(Data items)
---------------

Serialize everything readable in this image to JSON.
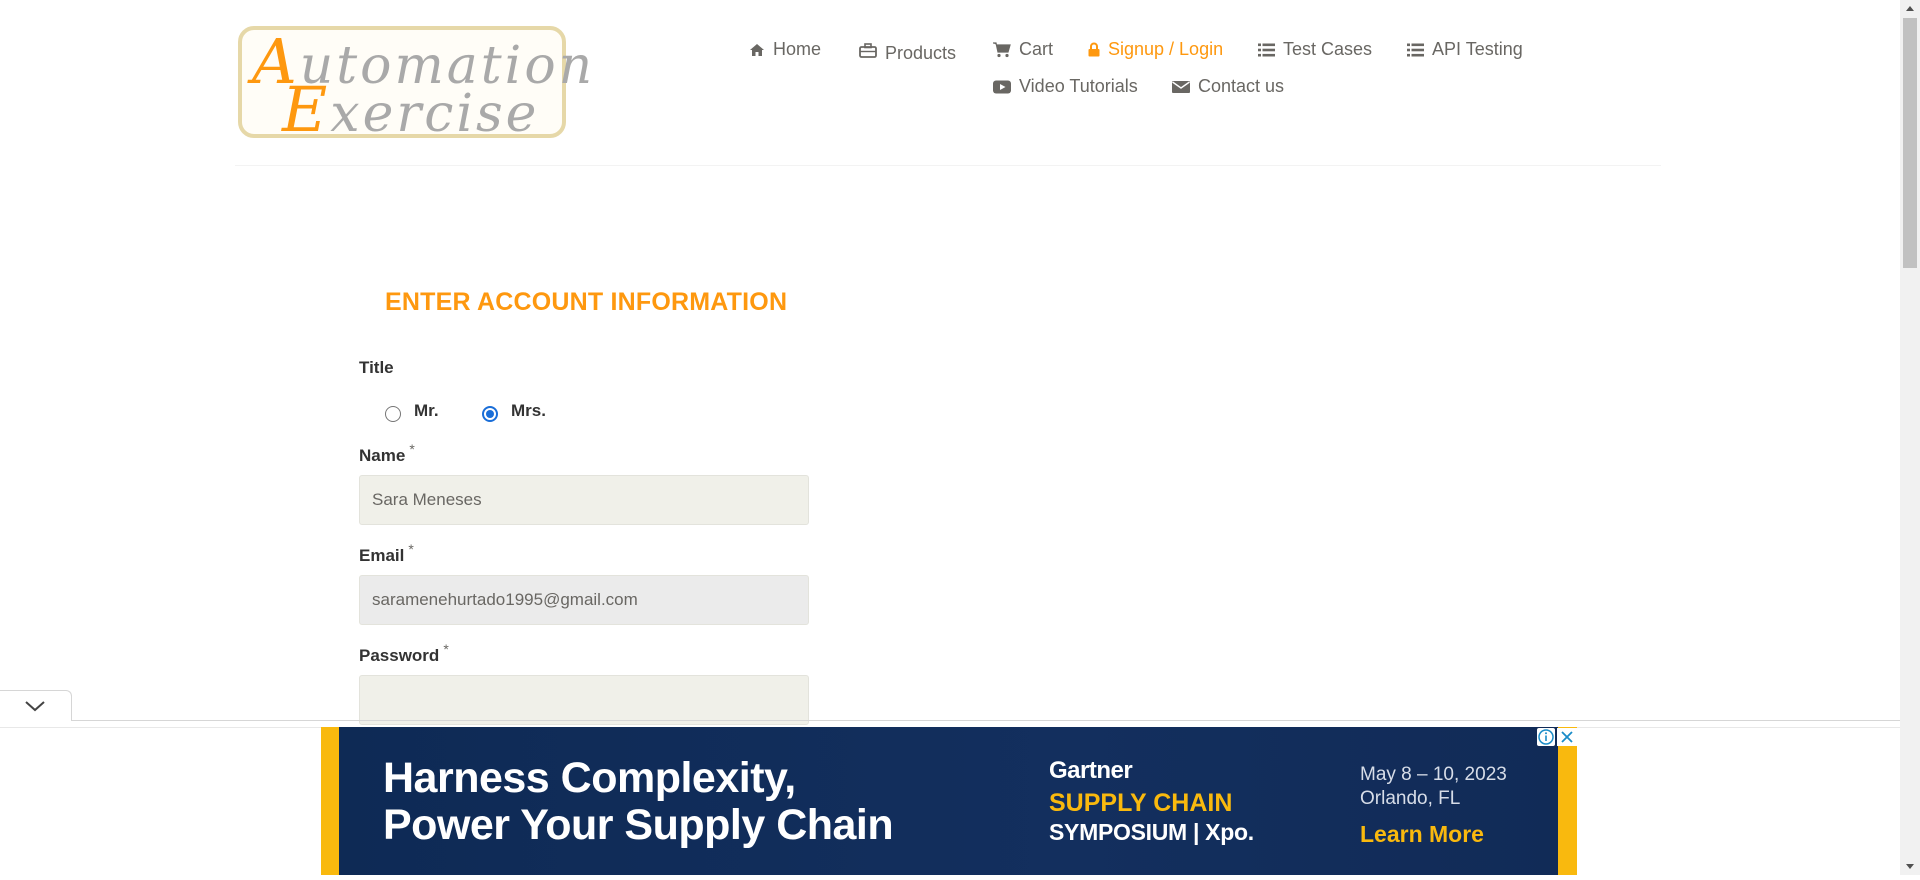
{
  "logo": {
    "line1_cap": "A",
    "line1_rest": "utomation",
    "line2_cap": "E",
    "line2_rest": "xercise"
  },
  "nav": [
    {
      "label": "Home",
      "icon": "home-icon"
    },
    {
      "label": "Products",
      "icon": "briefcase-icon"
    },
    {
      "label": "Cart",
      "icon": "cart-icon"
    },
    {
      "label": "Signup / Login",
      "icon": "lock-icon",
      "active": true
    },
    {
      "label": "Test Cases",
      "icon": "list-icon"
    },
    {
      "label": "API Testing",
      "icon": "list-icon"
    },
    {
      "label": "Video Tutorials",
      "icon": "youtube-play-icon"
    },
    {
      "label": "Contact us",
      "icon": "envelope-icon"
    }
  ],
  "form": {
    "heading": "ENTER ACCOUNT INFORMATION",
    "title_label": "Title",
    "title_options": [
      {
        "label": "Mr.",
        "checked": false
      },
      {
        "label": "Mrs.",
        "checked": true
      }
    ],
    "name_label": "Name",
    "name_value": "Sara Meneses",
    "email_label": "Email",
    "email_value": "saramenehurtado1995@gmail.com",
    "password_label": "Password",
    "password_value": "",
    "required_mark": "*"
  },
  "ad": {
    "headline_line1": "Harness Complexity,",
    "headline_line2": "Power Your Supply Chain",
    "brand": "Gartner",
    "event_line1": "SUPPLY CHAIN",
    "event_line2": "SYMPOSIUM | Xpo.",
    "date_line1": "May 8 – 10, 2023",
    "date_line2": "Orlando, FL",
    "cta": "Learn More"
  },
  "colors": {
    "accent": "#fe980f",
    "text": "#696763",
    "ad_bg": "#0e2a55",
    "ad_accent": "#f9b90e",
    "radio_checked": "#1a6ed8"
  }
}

---------------

Return all the entries word for word, but omit any pictures they contain.

▸ Complete response:
Serialize everything readable in this image to JSON.
{
  "logo": {
    "line1_cap": "A",
    "line1_rest": "utomation",
    "line2_cap": "E",
    "line2_rest": "xercise"
  },
  "nav": [
    {
      "label": "Home",
      "icon": "home-icon"
    },
    {
      "label": "Products",
      "icon": "briefcase-icon"
    },
    {
      "label": "Cart",
      "icon": "cart-icon"
    },
    {
      "label": "Signup / Login",
      "icon": "lock-icon",
      "active": true
    },
    {
      "label": "Test Cases",
      "icon": "list-icon"
    },
    {
      "label": "API Testing",
      "icon": "list-icon"
    },
    {
      "label": "Video Tutorials",
      "icon": "youtube-play-icon"
    },
    {
      "label": "Contact us",
      "icon": "envelope-icon"
    }
  ],
  "form": {
    "heading": "ENTER ACCOUNT INFORMATION",
    "title_label": "Title",
    "title_options": [
      {
        "label": "Mr.",
        "checked": false
      },
      {
        "label": "Mrs.",
        "checked": true
      }
    ],
    "name_label": "Name",
    "name_value": "Sara Meneses",
    "email_label": "Email",
    "email_value": "saramenehurtado1995@gmail.com",
    "password_label": "Password",
    "password_value": "",
    "required_mark": "*"
  },
  "ad": {
    "headline_line1": "Harness Complexity,",
    "headline_line2": "Power Your Supply Chain",
    "brand": "Gartner",
    "event_line1": "SUPPLY CHAIN",
    "event_line2": "SYMPOSIUM | Xpo.",
    "date_line1": "May 8 – 10, 2023",
    "date_line2": "Orlando, FL",
    "cta": "Learn More"
  },
  "colors": {
    "accent": "#fe980f",
    "text": "#696763",
    "ad_bg": "#0e2a55",
    "ad_accent": "#f9b90e",
    "radio_checked": "#1a6ed8"
  }
}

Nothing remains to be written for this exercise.